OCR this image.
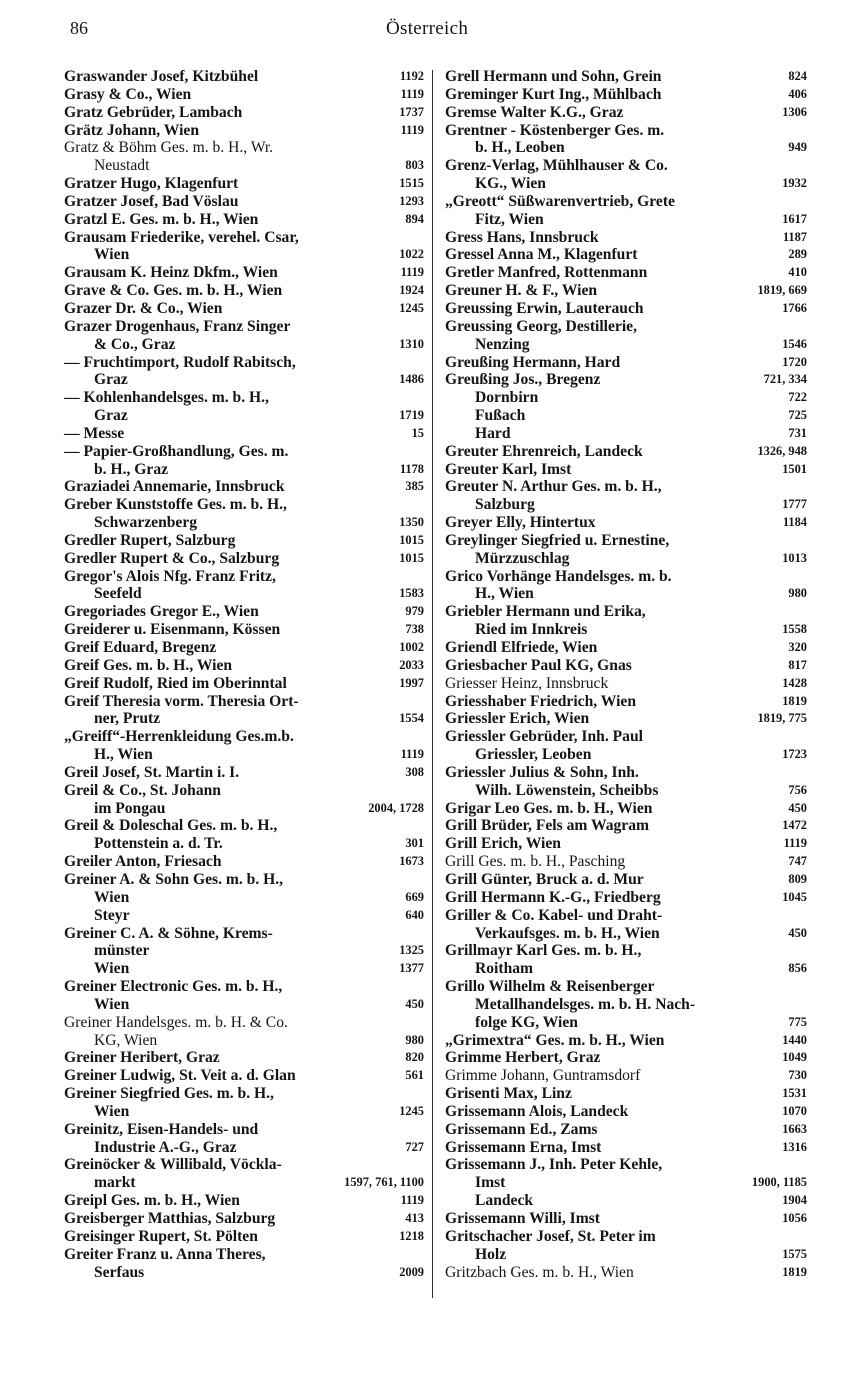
86	Österreich
Graswander Josef, Kitzbühel	1192
Grasy & Co., Wien	1119
Gratz Gebrüder, Lambach	1737
Grätz Johann, Wien	1119
Gratz & Böhm Ges. m. b. H., Wr.
Neustadt	803
Gratzer Hugo, Klagenfurt	1515
Gratzer Josef, Bad Vöslau	1293
Gratzl E. Ges. m. b. H., Wien	894
Grausam Friederike, verehel. Csar,
Wien	1022
Grausam K. Heinz Dkfm., Wien	1119
Grave & Co. Ges. m. b. H., Wien	1924
Grazer Dr. & Co., Wien	1245
Grazer Drogenhaus, Franz Singer
& Co., Graz	1310
— Fruchtimport, Rudolf Rabitsch,
Graz	1486
— Kohlenhandelsges. m. b. H.,
Graz	1719
— Messe	15
— Papier-Großhandlung, Ges. m.
b. H., Graz	1178
Graziadei Annemarie, Innsbruck	385
Greber Kunststoffe Ges. m. b. H.,
Schwarzenberg	1350
Gredler Rupert, Salzburg	1015
Gredler Rupert & Co., Salzburg	1015
Gregor's Alois Nfg. Franz Fritz,
Seefeld	1583
Gregoriades Gregor E., Wien	979
Greiderer u. Eisenmann, Kössen	738
Greif Eduard, Bregenz	1002
Greif Ges. m. b. H., Wien	2033
Greif Rudolf, Ried im Oberinntal	1997
Greif Theresia vorm. Theresia Ort-
ner, Prutz	1554
„Greiff“-Herrenkleidung Ges.m.b.
H., Wien	1119
Greil Josef, St. Martin i. I.	308
Greil & Co., St. Johann
im Pongau	2004, 1728
Greil & Doleschal Ges. m. b. H.,
Pottenstein a. d. Tr.	301
Greiler Anton, Friesach	1673
Greiner A. & Sohn Ges. m. b. H.,
Wien	669
Steyr	640
Greiner C. A. & Söhne, Krems-
münster	1325
Wien	1377
Greiner Electronic Ges. m. b. H.,
Wien	450
Greiner Handelsges. m. b. H. & Co.
KG, Wien	980
Greiner Heribert, Graz	820
Greiner Ludwig, St. Veit a. d. Glan	561
Greiner Siegfried Ges. m. b. H.,
Wien	1245
Greinitz, Eisen-Handels- und
Industrie A.-G., Graz	727
Greinöcker & Willibald, Vöckla-
markt	1597, 761, 1100
Greipl Ges. m. b. H., Wien	1119
Greisberger Matthias, Salzburg	413
Greisinger Rupert, St. Pölten	1218
Greiter Franz u. Anna Theres,
Serfaus	2009
Grell Hermann und Sohn, Grein	824
Greminger Kurt Ing., Mühlbach	406
Gremse Walter K.G., Graz	1306
Grentner - Köstenberger Ges. m.
b. H., Leoben	949
Grenz-Verlag, Mühlhauser & Co.
KG., Wien	1932
„Greott“ Süßwarenvertrieb, Grete
Fitz, Wien	1617
Gress Hans, Innsbruck	1187
Gressel Anna M., Klagenfurt	289
Gretler Manfred, Rottenmann	410
Greuner H. & F., Wien	1819, 669
Greussing Erwin, Lauterauch	1766
Greussing Georg, Destillerie,
Nenzing	1546
Greußing Hermann, Hard	1720
Greußing Jos., Bregenz	721, 334
Dornbirn	722
Fußach	725
Hard	731
Greuter Ehrenreich, Landeck	1326, 948
Greuter Karl, Imst	1501
Greuter N. Arthur Ges. m. b. H.,
Salzburg	1777
Greyer Elly, Hintertux	1184
Greylinger Siegfried u. Ernestine,
Mürzzuschlag	1013
Grico Vorhänge Handelsges. m. b.
H., Wien	980
Griebler Hermann und Erika,
Ried im Innkreis	1558
Griendl Elfriede, Wien	320
Griesbacher Paul KG, Gnas	817
Griesser Heinz, Innsbruck	1428
Griesshaber Friedrich, Wien	1819
Griessler Erich, Wien	1819, 775
Griessler Gebrüder, Inh. Paul
Griessler, Leoben	1723
Griessler Julius & Sohn, Inh.
Wilh. Löwenstein, Scheibbs	756
Grigar Leo Ges. m. b. H., Wien	450
Grill Brüder, Fels am Wagram	1472
Grill Erich, Wien	1119
Grill Ges. m. b. H., Pasching	747
Grill Günter, Bruck a. d. Mur	809
Grill Hermann K.-G., Friedberg	1045
Griller & Co. Kabel- und Draht-
Verkaufsges. m. b. H., Wien	450
Grillmayr Karl Ges. m. b. H.,
Roitham	856
Grillo Wilhelm & Reisenberger
Metallhandelsges. m. b. H. Nach-
folge KG, Wien	775
„Grimextra“ Ges. m. b. H., Wien	1440
Grimme Herbert, Graz	1049
Grimme Johann, Guntramsdorf	730
Grisenti Max, Linz	1531
Grissemann Alois, Landeck	1070
Grissemann Ed., Zams	1663
Grissemann Erna, Imst	1316
Grissemann J., Inh. Peter Kehle,
Imst	1900, 1185
Landeck	1904
Grissemann Willi, Imst	1056
Gritschacher Josef, St. Peter im
Holz	1575
Gritzbach Ges. m. b. H., Wien	1819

□ □ □

§ **GIVEN EXERCISE**
Your task is to retype all the entries exactly and leave out any pictures.

§ **EXERCISE RESPONSE**
OCR this image.
86	Österreich
Graswander Josef, Kitzbühel	1192
Grasy & Co., Wien	1119
Gratz Gebrüder, Lambach	1737
Grätz Johann, Wien	1119
Gratz & Böhm Ges. m. b. H., Wr.
Neustadt	803
Gratzer Hugo, Klagenfurt	1515
Gratzer Josef, Bad Vöslau	1293
Gratzl E. Ges. m. b. H., Wien	894
Grausam Friederike, verehel. Csar,
Wien	1022
Grausam K. Heinz Dkfm., Wien	1119
Grave & Co. Ges. m. b. H., Wien	1924
Grazer Dr. & Co., Wien	1245
Grazer Drogenhaus, Franz Singer
& Co., Graz	1310
— Fruchtimport, Rudolf Rabitsch,
Graz	1486
— Kohlenhandelsges. m. b. H.,
Graz	1719
— Messe	15
— Papier-Großhandlung, Ges. m.
b. H., Graz	1178
Graziadei Annemarie, Innsbruck	385
Greber Kunststoffe Ges. m. b. H.,
Schwarzenberg	1350
Gredler Rupert, Salzburg	1015
Gredler Rupert & Co., Salzburg	1015
Gregor's Alois Nfg. Franz Fritz,
Seefeld	1583
Gregoriades Gregor E., Wien	979
Greiderer u. Eisenmann, Kössen	738
Greif Eduard, Bregenz	1002
Greif Ges. m. b. H., Wien	2033
Greif Rudolf, Ried im Oberinntal	1997
Greif Theresia vorm. Theresia Ort-
ner, Prutz	1554
„Greiff“-Herrenkleidung Ges.m.b.
H., Wien	1119
Greil Josef, St. Martin i. I.	308
Greil & Co., St. Johann
im Pongau	2004, 1728
Greil & Doleschal Ges. m. b. H.,
Pottenstein a. d. Tr.	301
Greiler Anton, Friesach	1673
Greiner A. & Sohn Ges. m. b. H.,
Wien	669
Steyr	640
Greiner C. A. & Söhne, Krems-
münster	1325
Wien	1377
Greiner Electronic Ges. m. b. H.,
Wien	450
Greiner Handelsges. m. b. H. & Co.
KG, Wien	980
Greiner Heribert, Graz	820
Greiner Ludwig, St. Veit a. d. Glan	561
Greiner Siegfried Ges. m. b. H.,
Wien	1245
Greinitz, Eisen-Handels- und
Industrie A.-G., Graz	727
Greinöcker & Willibald, Vöckla-
markt	1597, 761, 1100
Greipl Ges. m. b. H., Wien	1119
Greisberger Matthias, Salzburg	413
Greisinger Rupert, St. Pölten	1218
Greiter Franz u. Anna Theres,
Serfaus	2009
Grell Hermann und Sohn, Grein	824
Greminger Kurt Ing., Mühlbach	406
Gremse Walter K.G., Graz	1306
Grentner - Köstenberger Ges. m.
b. H., Leoben	949
Grenz-Verlag, Mühlhauser & Co.
KG., Wien	1932
„Greott“ Süßwarenvertrieb, Grete
Fitz, Wien	1617
Gress Hans, Innsbruck	1187
Gressel Anna M., Klagenfurt	289
Gretler Manfred, Rottenmann	410
Greuner H. & F., Wien	1819, 669
Greussing Erwin, Lauterauch	1766
Greussing Georg, Destillerie,
Nenzing	1546
Greußing Hermann, Hard	1720
Greußing Jos., Bregenz	721, 334
Dornbirn	722
Fußach	725
Hard	731
Greuter Ehrenreich, Landeck	1326, 948
Greuter Karl, Imst	1501
Greuter N. Arthur Ges. m. b. H.,
Salzburg	1777
Greyer Elly, Hintertux	1184
Greylinger Siegfried u. Ernestine,
Mürzzuschlag	1013
Grico Vorhänge Handelsges. m. b.
H., Wien	980
Griebler Hermann und Erika,
Ried im Innkreis	1558
Griendl Elfriede, Wien	320
Griesbacher Paul KG, Gnas	817
Griesser Heinz, Innsbruck	1428
Griesshaber Friedrich, Wien	1819
Griessler Erich, Wien	1819, 775
Griessler Gebrüder, Inh. Paul
Griessler, Leoben	1723
Griessler Julius & Sohn, Inh.
Wilh. Löwenstein, Scheibbs	756
Grigar Leo Ges. m. b. H., Wien	450
Grill Brüder, Fels am Wagram	1472
Grill Erich, Wien	1119
Grill Ges. m. b. H., Pasching	747
Grill Günter, Bruck a. d. Mur	809
Grill Hermann K.-G., Friedberg	1045
Griller & Co. Kabel- und Draht-
Verkaufsges. m. b. H., Wien	450
Grillmayr Karl Ges. m. b. H.,
Roitham	856
Grillo Wilhelm & Reisenberger
Metallhandelsges. m. b. H. Nach-
folge KG, Wien	775
„Grimextra“ Ges. m. b. H., Wien	1440
Grimme Herbert, Graz	1049
Grimme Johann, Guntramsdorf	730
Grisenti Max, Linz	1531
Grissemann Alois, Landeck	1070
Grissemann Ed., Zams	1663
Grissemann Erna, Imst	1316
Grissemann J., Inh. Peter Kehle,
Imst	1900, 1185
Landeck	1904
Grissemann Willi, Imst	1056
Gritschacher Josef, St. Peter im
Holz	1575
Gritzbach Ges. m. b. H., Wien	1819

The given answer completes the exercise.